Quote the records that follow in full and exactly; leave out the pictures.

Entries provided start

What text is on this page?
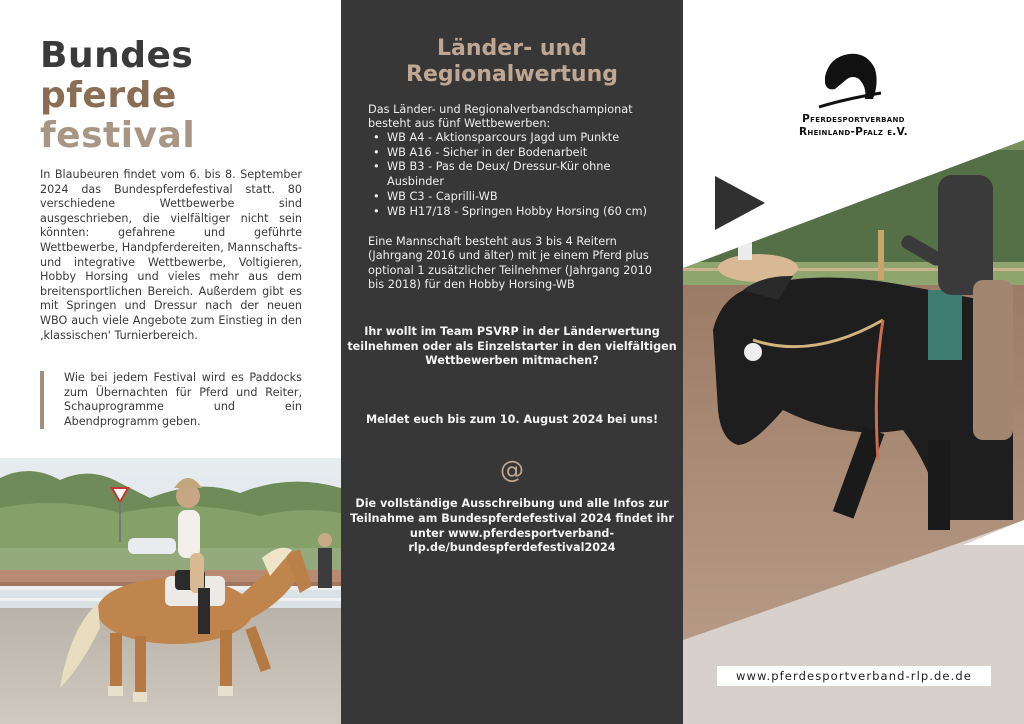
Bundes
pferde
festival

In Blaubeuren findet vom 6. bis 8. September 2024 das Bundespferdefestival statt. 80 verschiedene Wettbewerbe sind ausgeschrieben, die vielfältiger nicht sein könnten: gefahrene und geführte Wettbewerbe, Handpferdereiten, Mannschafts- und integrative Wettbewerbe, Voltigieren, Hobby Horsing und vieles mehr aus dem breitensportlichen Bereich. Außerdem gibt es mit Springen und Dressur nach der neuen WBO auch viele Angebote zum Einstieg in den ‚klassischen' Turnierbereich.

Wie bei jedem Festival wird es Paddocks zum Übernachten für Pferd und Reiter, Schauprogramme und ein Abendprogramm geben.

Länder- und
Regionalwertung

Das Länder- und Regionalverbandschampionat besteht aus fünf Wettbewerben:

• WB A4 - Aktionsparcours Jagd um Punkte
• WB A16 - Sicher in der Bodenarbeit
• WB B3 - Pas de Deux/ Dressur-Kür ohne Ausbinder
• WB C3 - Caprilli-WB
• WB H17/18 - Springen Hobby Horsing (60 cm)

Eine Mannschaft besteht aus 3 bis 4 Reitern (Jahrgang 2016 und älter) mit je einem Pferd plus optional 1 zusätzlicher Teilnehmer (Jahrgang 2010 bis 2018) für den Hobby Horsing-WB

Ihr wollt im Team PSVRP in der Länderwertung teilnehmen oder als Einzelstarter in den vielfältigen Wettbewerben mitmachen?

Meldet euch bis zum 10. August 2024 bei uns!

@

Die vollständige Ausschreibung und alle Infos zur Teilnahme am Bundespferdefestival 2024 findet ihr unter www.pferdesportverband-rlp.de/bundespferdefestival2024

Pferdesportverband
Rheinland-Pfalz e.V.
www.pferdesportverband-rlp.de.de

Entries provided end

[Exercise response]
What text is on this page?
Bundes
pferde
festival

In Blaubeuren findet vom 6. bis 8. September 2024 das Bundespferdefestival statt. 80 verschiedene Wettbewerbe sind ausgeschrieben, die vielfältiger nicht sein könnten: gefahrene und geführte Wettbewerbe, Handpferdereiten, Mannschafts- und integrative Wettbewerbe, Voltigieren, Hobby Horsing und vieles mehr aus dem breitensportlichen Bereich. Außerdem gibt es mit Springen und Dressur nach der neuen WBO auch viele Angebote zum Einstieg in den ‚klassischen' Turnierbereich.

Wie bei jedem Festival wird es Paddocks zum Übernachten für Pferd und Reiter, Schauprogramme und ein Abendprogramm geben.

Länder- und
Regionalwertung

Das Länder- und Regionalverbandschampionat besteht aus fünf Wettbewerben:

• WB A4 - Aktionsparcours Jagd um Punkte
• WB A16 - Sicher in der Bodenarbeit
• WB B3 - Pas de Deux/ Dressur-Kür ohne Ausbinder
• WB C3 - Caprilli-WB
• WB H17/18 - Springen Hobby Horsing (60 cm)

Eine Mannschaft besteht aus 3 bis 4 Reitern (Jahrgang 2016 und älter) mit je einem Pferd plus optional 1 zusätzlicher Teilnehmer (Jahrgang 2010 bis 2018) für den Hobby Horsing-WB

Ihr wollt im Team PSVRP in der Länderwertung teilnehmen oder als Einzelstarter in den vielfältigen Wettbewerben mitmachen?

Meldet euch bis zum 10. August 2024 bei uns!

@

Die vollständige Ausschreibung und alle Infos zur Teilnahme am Bundespferdefestival 2024 findet ihr unter www.pferdesportverband-rlp.de/bundespferdefestival2024

Pferdesportverband
Rheinland-Pfalz e.V.
www.pferdesportverband-rlp.de.de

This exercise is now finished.